BEGIN RECORDS FOR THE TASK

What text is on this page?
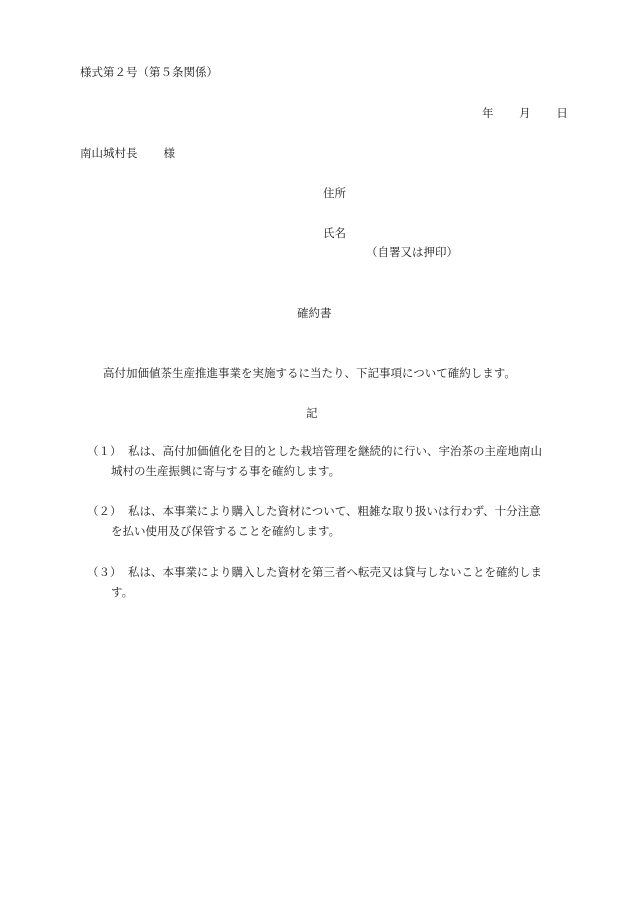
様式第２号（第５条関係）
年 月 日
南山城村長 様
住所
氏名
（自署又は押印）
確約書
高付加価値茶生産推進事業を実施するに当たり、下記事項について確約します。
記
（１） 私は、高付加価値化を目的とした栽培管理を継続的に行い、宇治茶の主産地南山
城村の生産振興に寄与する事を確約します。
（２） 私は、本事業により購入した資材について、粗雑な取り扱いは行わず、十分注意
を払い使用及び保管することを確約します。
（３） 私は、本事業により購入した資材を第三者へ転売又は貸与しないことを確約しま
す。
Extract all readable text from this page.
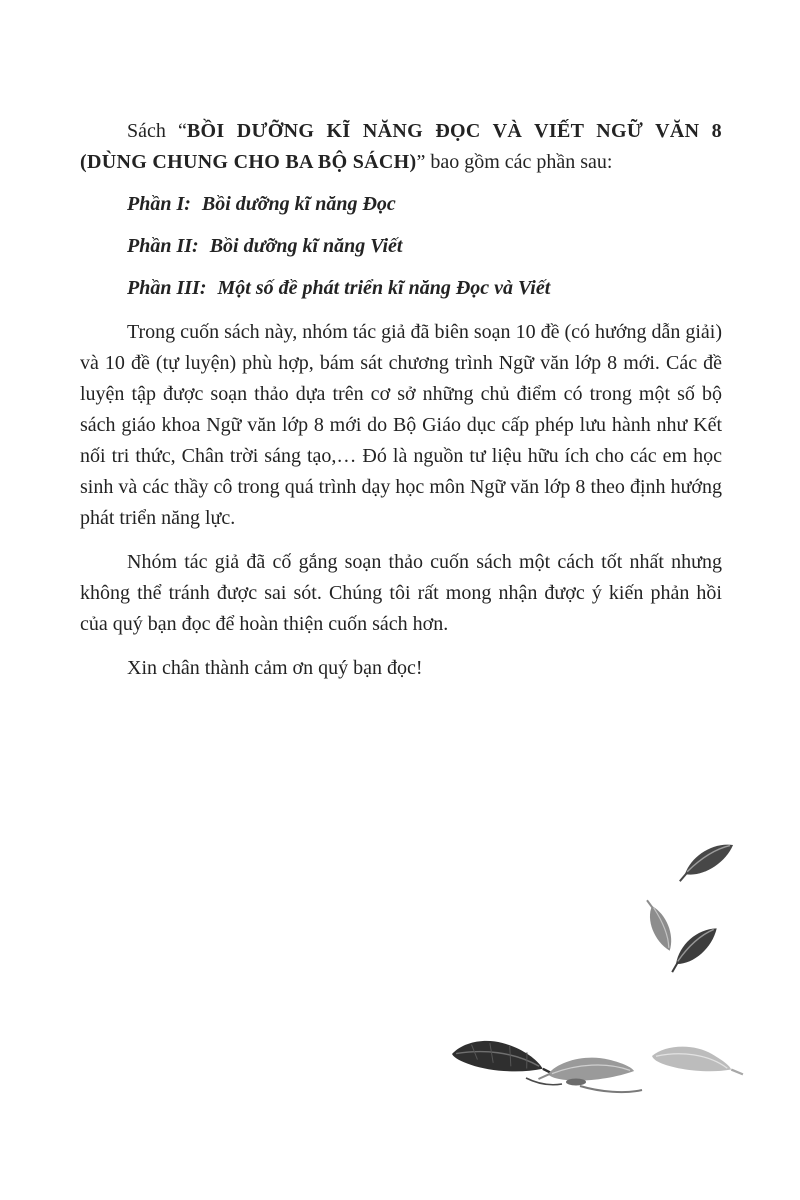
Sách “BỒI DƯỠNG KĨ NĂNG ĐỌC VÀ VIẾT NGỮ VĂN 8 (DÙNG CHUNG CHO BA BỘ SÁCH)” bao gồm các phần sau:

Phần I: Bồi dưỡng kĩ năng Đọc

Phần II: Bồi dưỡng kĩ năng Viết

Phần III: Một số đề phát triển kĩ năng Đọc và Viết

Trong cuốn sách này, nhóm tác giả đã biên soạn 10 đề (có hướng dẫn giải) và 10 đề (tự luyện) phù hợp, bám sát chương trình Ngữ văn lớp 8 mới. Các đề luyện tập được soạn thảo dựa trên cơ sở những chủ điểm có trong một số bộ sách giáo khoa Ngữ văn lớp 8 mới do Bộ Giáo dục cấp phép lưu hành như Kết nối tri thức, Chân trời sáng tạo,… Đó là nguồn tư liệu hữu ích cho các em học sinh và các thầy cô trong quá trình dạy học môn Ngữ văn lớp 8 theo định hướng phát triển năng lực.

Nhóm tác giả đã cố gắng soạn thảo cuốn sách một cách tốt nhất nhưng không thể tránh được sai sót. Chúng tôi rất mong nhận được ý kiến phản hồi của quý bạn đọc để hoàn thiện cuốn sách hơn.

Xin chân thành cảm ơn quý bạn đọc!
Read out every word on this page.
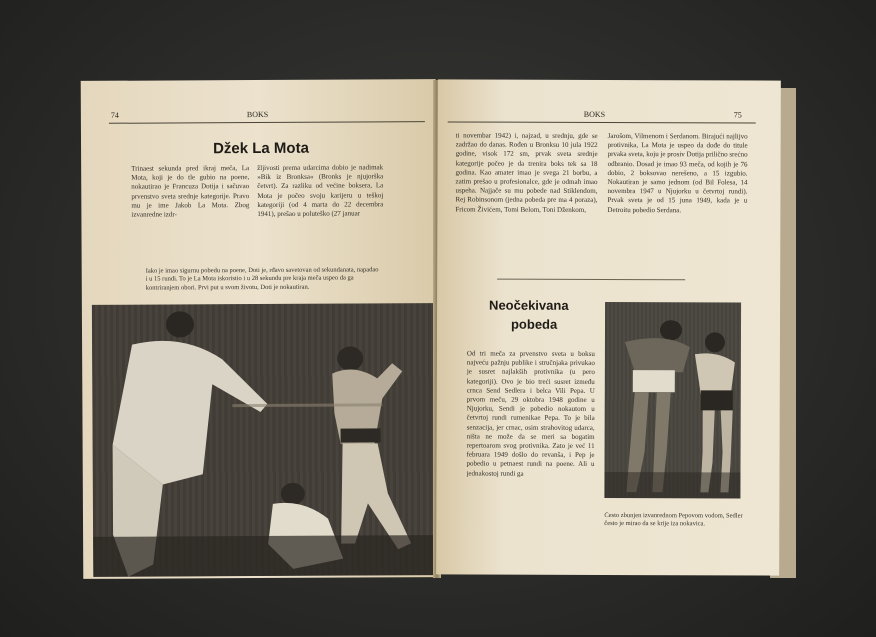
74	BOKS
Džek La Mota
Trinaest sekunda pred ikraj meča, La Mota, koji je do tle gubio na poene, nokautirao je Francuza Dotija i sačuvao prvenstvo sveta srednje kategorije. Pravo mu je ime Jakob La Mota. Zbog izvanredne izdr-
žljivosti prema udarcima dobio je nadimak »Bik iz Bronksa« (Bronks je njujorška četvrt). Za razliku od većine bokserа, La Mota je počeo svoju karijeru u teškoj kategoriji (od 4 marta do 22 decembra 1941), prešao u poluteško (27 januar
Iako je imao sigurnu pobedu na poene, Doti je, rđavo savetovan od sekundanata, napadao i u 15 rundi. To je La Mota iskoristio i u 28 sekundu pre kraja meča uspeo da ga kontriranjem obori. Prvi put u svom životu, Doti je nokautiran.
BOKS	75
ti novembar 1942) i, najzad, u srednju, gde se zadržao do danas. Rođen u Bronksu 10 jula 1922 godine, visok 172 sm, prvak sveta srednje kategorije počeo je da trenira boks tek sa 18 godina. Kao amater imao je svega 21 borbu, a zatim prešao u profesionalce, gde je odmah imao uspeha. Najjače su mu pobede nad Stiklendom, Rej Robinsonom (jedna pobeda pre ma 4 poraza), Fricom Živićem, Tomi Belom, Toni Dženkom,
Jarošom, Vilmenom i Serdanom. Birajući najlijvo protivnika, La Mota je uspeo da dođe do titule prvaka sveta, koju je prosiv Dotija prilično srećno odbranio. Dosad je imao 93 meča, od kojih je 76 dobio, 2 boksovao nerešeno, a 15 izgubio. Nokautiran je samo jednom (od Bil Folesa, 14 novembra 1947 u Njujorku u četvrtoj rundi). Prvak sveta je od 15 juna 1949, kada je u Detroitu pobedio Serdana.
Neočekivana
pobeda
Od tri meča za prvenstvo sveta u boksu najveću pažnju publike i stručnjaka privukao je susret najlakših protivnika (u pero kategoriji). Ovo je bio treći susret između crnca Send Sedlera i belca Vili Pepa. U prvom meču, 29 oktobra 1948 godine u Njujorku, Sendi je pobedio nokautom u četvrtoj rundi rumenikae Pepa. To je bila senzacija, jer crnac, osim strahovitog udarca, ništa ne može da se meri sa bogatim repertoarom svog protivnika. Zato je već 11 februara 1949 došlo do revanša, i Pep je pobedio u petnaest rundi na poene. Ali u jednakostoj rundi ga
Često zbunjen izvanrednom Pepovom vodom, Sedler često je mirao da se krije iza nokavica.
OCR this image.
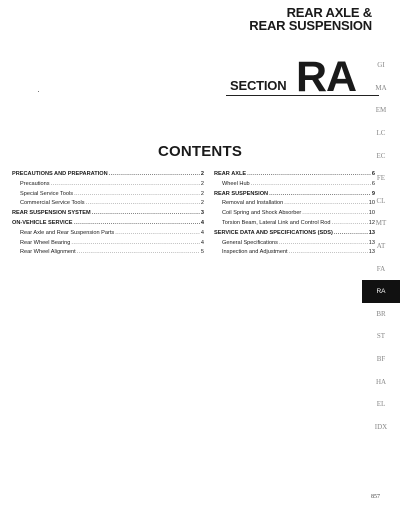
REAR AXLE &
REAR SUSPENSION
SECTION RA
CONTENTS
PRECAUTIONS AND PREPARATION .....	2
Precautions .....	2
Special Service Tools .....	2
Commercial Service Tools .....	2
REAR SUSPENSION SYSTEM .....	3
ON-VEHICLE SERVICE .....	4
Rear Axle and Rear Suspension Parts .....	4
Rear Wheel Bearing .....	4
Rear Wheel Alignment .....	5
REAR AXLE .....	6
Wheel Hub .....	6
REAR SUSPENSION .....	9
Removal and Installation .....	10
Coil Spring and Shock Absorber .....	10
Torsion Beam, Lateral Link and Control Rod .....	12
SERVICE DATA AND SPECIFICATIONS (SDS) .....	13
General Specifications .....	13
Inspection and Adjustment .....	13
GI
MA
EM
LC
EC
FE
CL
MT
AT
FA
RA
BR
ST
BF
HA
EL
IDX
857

END RECORDS FOR THE TASK

Copy out every line of the data that includes the word "Wheel".

## FULL SOLUTION
Rear Wheel Bearing .....	4
Rear Wheel Alignment .....	5
Wheel Hub .....	6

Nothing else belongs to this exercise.